** What to work on **
Only the pictures are left out: repeat the rest of the entries exactly.

** Data supplied **
══════════
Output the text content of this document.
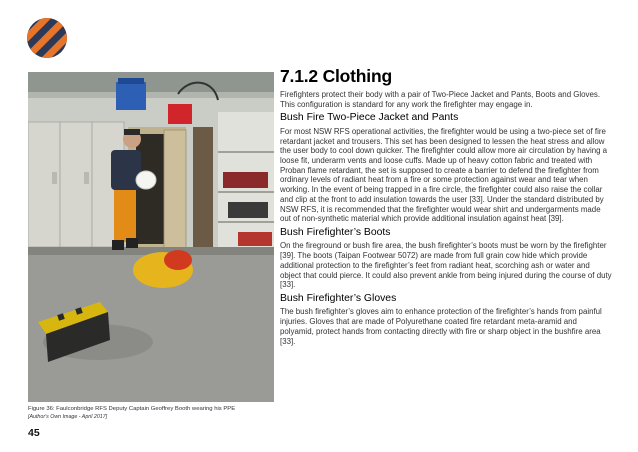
Figure 36: Faulconbridge RFS Deputy Captain Geoffrey Booth wearing his PPE
[Author's Own Image - April 2017]
45
7.1.2 Clothing

Firefighters protect their body with a pair of Two-Piece Jacket and Pants, Boots and Gloves. This configuration is standard for any work the firefighter may engage in.

Bush Fire Two-Piece Jacket and Pants

For most NSW RFS operational activities, the firefighter would be using a two-piece set of fire retardant jacket and trousers. This set has been designed to lessen the heat stress and allow the user body to cool down quicker. The firefighter could allow more air circulation by having a loose fit, underarm vents and loose cuffs. Made up of heavy cotton fabric and treated with Proban flame retardant, the set is supposed to create a barrier to defend the firefighter from ordinary levels of radiant heat from a fire or some protection against wear and tear when working. In the event of being trapped in a fire circle, the firefighter could also raise the collar and clip at the front to add insulation towards the user [33]. Under the standard distributed by NSW RFS, it is recommended that the firefighter would wear shirt and undergarments made out of non-synthetic material which provide additional insulation against heat [39].

Bush Firefighter’s Boots

On the fireground or bush fire area, the bush firefighter’s boots must be worn by the firefighter [39]. The boots (Taipan Footwear 5072) are made from full grain cow hide which provide additional protection to the firefighter’s feet from radiant heat, scorching ash or water and object that could pierce. It could also prevent ankle from being injured during the course of duty [33].

Bush Firefighter’s Gloves

The bush firefighter’s gloves aim to enhance protection of the firefighter’s hands from painful injuries. Gloves that are made of Polyurethane coated fire retardant meta-aramid and polyamid, protect hands from contacting directly with fire or sharp object in the bushfire area [33].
══════════
** Correct result **
Output the text content of this document.
Figure 36: Faulconbridge RFS Deputy Captain Geoffrey Booth wearing his PPE
[Author's Own Image - April 2017]
45
7.1.2 Clothing

Firefighters protect their body with a pair of Two-Piece Jacket and Pants, Boots and Gloves. This configuration is standard for any work the firefighter may engage in.

Bush Fire Two-Piece Jacket and Pants

For most NSW RFS operational activities, the firefighter would be using a two-piece set of fire retardant jacket and trousers. This set has been designed to lessen the heat stress and allow the user body to cool down quicker. The firefighter could allow more air circulation by having a loose fit, underarm vents and loose cuffs. Made up of heavy cotton fabric and treated with Proban flame retardant, the set is supposed to create a barrier to defend the firefighter from ordinary levels of radiant heat from a fire or some protection against wear and tear when working. In the event of being trapped in a fire circle, the firefighter could also raise the collar and clip at the front to add insulation towards the user [33]. Under the standard distributed by NSW RFS, it is recommended that the firefighter would wear shirt and undergarments made out of non-synthetic material which provide additional insulation against heat [39].

Bush Firefighter’s Boots

On the fireground or bush fire area, the bush firefighter’s boots must be worn by the firefighter [39]. The boots (Taipan Footwear 5072) are made from full grain cow hide which provide additional protection to the firefighter’s feet from radiant heat, scorching ash or water and object that could pierce. It could also prevent ankle from being injured during the course of duty [33].

Bush Firefighter’s Gloves

The bush firefighter’s gloves aim to enhance protection of the firefighter’s hands from painful injuries. Gloves that are made of Polyurethane coated fire retardant meta-aramid and polyamid, protect hands from contacting directly with fire or sharp object in the bushfire area [33].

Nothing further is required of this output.